Copy out every line of the data exactly.

**Records provided**
---

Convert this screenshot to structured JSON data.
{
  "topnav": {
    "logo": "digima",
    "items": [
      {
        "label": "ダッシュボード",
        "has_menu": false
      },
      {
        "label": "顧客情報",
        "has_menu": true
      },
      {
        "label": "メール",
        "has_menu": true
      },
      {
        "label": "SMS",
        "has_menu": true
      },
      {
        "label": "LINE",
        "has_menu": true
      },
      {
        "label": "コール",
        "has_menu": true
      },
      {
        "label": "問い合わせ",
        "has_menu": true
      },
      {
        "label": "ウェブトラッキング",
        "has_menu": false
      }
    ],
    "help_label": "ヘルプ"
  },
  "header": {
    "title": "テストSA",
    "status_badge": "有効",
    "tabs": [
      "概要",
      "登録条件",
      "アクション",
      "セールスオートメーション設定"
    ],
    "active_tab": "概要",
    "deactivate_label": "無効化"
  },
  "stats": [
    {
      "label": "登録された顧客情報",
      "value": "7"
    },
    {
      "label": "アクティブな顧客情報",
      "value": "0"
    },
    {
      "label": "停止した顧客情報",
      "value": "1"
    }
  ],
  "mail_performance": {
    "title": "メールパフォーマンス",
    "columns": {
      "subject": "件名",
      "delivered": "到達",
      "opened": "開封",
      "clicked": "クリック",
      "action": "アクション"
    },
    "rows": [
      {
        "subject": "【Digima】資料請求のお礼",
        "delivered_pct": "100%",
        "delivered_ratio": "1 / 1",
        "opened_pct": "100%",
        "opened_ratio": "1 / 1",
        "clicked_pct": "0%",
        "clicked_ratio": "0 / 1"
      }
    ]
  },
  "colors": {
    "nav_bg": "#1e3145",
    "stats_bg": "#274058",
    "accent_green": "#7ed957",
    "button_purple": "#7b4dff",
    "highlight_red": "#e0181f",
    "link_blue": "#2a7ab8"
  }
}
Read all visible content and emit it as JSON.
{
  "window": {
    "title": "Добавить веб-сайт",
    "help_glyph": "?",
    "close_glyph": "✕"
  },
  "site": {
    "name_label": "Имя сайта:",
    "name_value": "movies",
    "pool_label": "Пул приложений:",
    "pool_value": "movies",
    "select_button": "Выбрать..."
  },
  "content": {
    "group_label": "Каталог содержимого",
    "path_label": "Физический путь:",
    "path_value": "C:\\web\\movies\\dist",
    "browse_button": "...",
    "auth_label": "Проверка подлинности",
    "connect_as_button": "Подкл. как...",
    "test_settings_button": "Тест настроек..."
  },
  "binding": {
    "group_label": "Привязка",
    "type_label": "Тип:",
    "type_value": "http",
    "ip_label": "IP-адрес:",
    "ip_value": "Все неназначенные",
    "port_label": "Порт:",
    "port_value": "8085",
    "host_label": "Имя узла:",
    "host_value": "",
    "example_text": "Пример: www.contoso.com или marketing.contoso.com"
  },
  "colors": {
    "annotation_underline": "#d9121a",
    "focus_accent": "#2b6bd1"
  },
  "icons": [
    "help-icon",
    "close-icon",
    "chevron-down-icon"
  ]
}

---

**Response to the exercise**
Convert this screenshot to structured JSON data.
{
  "topnav": {
    "logo": "digima",
    "items": [
      {
        "label": "ダッシュボード",
        "has_menu": false
      },
      {
        "label": "顧客情報",
        "has_menu": true
      },
      {
        "label": "メール",
        "has_menu": true
      },
      {
        "label": "SMS",
        "has_menu": true
      },
      {
        "label": "LINE",
        "has_menu": true
      },
      {
        "label": "コール",
        "has_menu": true
      },
      {
        "label": "問い合わせ",
        "has_menu": true
      },
      {
        "label": "ウェブトラッキング",
        "has_menu": false
      }
    ],
    "help_label": "ヘルプ"
  },
  "header": {
    "title": "テストSA",
    "status_badge": "有効",
    "tabs": [
      "概要",
      "登録条件",
      "アクション",
      "セールスオートメーション設定"
    ],
    "active_tab": "概要",
    "deactivate_label": "無効化"
  },
  "stats": [
    {
      "label": "登録された顧客情報",
      "value": "7"
    },
    {
      "label": "アクティブな顧客情報",
      "value": "0"
    },
    {
      "label": "停止した顧客情報",
      "value": "1"
    }
  ],
  "mail_performance": {
    "title": "メールパフォーマンス",
    "columns": {
      "subject": "件名",
      "delivered": "到達",
      "opened": "開封",
      "clicked": "クリック",
      "action": "アクション"
    },
    "rows": [
      {
        "subject": "【Digima】資料請求のお礼",
        "delivered_pct": "100%",
        "delivered_ratio": "1 / 1",
        "opened_pct": "100%",
        "opened_ratio": "1 / 1",
        "clicked_pct": "0%",
        "clicked_ratio": "0 / 1"
      }
    ]
  },
  "colors": {
    "nav_bg": "#1e3145",
    "stats_bg": "#274058",
    "accent_green": "#7ed957",
    "button_purple": "#7b4dff",
    "highlight_red": "#e0181f",
    "link_blue": "#2a7ab8"
  }
}
Read all visible content and emit it as JSON.
{
  "window": {
    "title": "Добавить веб-сайт",
    "help_glyph": "?",
    "close_glyph": "✕"
  },
  "site": {
    "name_label": "Имя сайта:",
    "name_value": "movies",
    "pool_label": "Пул приложений:",
    "pool_value": "movies",
    "select_button": "Выбрать..."
  },
  "content": {
    "group_label": "Каталог содержимого",
    "path_label": "Физический путь:",
    "path_value": "C:\\web\\movies\\dist",
    "browse_button": "...",
    "auth_label": "Проверка подлинности",
    "connect_as_button": "Подкл. как...",
    "test_settings_button": "Тест настроек..."
  },
  "binding": {
    "group_label": "Привязка",
    "type_label": "Тип:",
    "type_value": "http",
    "ip_label": "IP-адрес:",
    "ip_value": "Все неназначенные",
    "port_label": "Порт:",
    "port_value": "8085",
    "host_label": "Имя узла:",
    "host_value": "",
    "example_text": "Пример: www.contoso.com или marketing.contoso.com"
  },
  "colors": {
    "annotation_underline": "#d9121a",
    "focus_accent": "#2b6bd1"
  },
  "icons": [
    "help-icon",
    "close-icon",
    "chevron-down-icon"
  ]
}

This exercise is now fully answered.